## TO BE DONE
Check every line for the word "color" and give the number of lines where it occurs, nothing else.

--

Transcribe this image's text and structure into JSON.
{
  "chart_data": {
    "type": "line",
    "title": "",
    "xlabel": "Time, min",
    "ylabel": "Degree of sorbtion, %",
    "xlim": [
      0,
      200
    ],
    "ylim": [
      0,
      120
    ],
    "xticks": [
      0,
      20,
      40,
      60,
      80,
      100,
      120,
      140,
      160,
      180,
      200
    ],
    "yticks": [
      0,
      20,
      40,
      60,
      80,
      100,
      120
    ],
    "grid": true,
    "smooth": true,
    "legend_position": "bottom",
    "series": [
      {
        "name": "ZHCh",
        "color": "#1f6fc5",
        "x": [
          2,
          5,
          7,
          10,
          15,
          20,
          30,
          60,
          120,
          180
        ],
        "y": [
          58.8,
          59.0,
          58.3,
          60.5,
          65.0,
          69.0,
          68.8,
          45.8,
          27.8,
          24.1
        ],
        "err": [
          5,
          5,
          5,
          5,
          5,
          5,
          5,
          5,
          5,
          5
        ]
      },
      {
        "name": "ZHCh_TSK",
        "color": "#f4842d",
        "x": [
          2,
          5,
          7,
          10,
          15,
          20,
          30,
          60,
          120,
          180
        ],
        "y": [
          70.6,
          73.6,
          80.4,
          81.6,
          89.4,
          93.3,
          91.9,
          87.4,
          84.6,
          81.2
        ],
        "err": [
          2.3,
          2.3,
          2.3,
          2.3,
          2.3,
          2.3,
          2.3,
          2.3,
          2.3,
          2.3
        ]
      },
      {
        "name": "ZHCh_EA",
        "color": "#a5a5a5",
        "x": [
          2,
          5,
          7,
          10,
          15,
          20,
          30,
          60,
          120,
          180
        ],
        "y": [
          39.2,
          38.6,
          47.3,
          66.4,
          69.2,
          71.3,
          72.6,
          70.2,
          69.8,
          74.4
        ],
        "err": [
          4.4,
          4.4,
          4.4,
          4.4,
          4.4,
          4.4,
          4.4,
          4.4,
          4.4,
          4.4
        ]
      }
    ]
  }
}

--

## ANSWER TO THE EXERCISE
3